● **JOB**:
Sort through the data and copy the lines holding the word "Relative".

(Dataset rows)
"""
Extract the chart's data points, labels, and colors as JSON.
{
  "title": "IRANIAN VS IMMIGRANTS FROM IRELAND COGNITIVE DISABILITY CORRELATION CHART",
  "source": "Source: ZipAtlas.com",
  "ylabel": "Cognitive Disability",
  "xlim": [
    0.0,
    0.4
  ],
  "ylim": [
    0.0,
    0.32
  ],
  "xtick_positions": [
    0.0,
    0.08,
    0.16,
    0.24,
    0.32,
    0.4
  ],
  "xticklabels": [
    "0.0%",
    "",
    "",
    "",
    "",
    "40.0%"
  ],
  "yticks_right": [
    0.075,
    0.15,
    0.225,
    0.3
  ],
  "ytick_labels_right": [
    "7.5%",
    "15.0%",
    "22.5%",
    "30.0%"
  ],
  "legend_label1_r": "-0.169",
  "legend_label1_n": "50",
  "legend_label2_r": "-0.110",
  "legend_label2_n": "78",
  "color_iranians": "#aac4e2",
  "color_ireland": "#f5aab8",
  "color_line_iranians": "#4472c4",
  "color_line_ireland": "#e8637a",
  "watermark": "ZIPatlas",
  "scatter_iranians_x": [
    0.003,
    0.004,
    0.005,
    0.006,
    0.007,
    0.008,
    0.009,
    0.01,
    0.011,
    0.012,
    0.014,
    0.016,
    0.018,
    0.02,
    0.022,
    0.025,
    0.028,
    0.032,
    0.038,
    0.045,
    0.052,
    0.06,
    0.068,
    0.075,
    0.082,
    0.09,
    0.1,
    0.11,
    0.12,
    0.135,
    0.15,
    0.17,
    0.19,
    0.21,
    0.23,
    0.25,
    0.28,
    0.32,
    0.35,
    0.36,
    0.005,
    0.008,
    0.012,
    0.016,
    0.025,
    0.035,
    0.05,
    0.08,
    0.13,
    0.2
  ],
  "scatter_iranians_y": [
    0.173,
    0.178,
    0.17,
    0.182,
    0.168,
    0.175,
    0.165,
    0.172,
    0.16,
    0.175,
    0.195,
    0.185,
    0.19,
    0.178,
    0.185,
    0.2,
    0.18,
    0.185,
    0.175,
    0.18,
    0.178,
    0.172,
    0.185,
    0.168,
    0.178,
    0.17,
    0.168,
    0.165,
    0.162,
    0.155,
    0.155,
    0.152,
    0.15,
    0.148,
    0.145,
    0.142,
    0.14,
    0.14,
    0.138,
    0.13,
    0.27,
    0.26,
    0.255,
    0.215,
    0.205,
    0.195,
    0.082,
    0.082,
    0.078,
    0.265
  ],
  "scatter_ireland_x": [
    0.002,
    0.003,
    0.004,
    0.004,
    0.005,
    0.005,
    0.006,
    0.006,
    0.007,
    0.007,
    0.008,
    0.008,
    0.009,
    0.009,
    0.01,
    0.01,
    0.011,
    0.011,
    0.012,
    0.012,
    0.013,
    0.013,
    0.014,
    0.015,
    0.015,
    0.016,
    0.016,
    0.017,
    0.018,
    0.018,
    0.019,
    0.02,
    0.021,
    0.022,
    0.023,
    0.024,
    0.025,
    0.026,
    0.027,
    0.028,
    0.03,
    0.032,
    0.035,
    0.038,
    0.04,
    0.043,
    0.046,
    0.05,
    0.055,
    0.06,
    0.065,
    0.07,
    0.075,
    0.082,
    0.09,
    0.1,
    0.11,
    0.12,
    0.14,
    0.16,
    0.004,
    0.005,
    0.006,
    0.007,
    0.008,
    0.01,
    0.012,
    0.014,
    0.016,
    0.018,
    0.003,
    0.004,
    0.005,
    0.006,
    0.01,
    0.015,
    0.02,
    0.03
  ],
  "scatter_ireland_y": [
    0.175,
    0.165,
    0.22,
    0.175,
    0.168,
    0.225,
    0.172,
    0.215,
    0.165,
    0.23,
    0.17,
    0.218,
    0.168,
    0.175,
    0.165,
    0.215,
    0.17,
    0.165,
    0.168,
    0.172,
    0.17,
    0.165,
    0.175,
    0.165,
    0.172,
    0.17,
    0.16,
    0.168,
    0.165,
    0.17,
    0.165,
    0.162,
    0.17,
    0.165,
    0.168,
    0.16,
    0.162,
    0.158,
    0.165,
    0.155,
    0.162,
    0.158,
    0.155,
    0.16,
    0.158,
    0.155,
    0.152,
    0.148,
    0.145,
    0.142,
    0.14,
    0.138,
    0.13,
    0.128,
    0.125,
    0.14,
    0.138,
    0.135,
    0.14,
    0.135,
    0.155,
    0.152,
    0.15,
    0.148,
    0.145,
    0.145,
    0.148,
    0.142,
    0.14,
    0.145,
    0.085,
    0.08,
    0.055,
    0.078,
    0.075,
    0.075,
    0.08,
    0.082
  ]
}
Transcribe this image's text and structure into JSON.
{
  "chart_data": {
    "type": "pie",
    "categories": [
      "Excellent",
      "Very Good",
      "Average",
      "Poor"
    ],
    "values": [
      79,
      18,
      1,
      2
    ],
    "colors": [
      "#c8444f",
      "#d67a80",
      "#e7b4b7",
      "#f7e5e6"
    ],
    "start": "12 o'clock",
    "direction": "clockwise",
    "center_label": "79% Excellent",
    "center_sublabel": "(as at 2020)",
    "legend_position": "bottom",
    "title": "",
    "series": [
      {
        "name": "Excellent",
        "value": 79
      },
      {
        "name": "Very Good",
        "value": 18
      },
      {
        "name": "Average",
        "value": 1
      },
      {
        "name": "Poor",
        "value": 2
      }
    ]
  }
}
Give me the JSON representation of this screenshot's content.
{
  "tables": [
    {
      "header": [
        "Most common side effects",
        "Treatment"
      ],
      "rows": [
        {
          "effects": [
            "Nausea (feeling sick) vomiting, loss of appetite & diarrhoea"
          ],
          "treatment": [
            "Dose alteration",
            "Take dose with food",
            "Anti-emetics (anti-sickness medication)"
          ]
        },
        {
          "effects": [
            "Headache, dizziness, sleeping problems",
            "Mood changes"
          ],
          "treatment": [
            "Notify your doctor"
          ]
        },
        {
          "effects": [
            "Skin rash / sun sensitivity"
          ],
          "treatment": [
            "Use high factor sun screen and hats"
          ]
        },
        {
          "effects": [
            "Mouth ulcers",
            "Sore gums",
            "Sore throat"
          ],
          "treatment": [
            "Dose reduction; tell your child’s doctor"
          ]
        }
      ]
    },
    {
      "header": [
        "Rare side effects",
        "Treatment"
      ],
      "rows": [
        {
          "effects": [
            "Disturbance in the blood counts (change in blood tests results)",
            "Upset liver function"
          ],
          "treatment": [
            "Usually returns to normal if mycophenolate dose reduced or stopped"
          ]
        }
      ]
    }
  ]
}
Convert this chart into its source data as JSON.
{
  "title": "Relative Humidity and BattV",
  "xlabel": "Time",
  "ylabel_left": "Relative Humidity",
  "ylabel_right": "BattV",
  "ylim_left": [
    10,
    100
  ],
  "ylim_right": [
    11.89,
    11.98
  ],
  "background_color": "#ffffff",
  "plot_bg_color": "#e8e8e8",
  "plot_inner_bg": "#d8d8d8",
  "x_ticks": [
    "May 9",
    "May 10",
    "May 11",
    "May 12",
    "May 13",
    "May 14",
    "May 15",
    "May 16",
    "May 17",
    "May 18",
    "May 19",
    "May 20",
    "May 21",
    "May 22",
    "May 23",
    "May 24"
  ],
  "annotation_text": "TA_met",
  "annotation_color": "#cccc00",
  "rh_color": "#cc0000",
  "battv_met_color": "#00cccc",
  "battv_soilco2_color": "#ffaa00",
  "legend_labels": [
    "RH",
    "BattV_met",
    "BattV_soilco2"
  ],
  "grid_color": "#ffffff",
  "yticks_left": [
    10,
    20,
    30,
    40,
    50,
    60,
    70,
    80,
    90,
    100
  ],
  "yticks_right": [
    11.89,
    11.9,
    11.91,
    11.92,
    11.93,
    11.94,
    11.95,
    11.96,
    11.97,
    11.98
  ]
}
"""
● **ANSWER BELOW**:
  "title": "Relative Humidity and BattV",
  "ylabel_left": "Relative Humidity",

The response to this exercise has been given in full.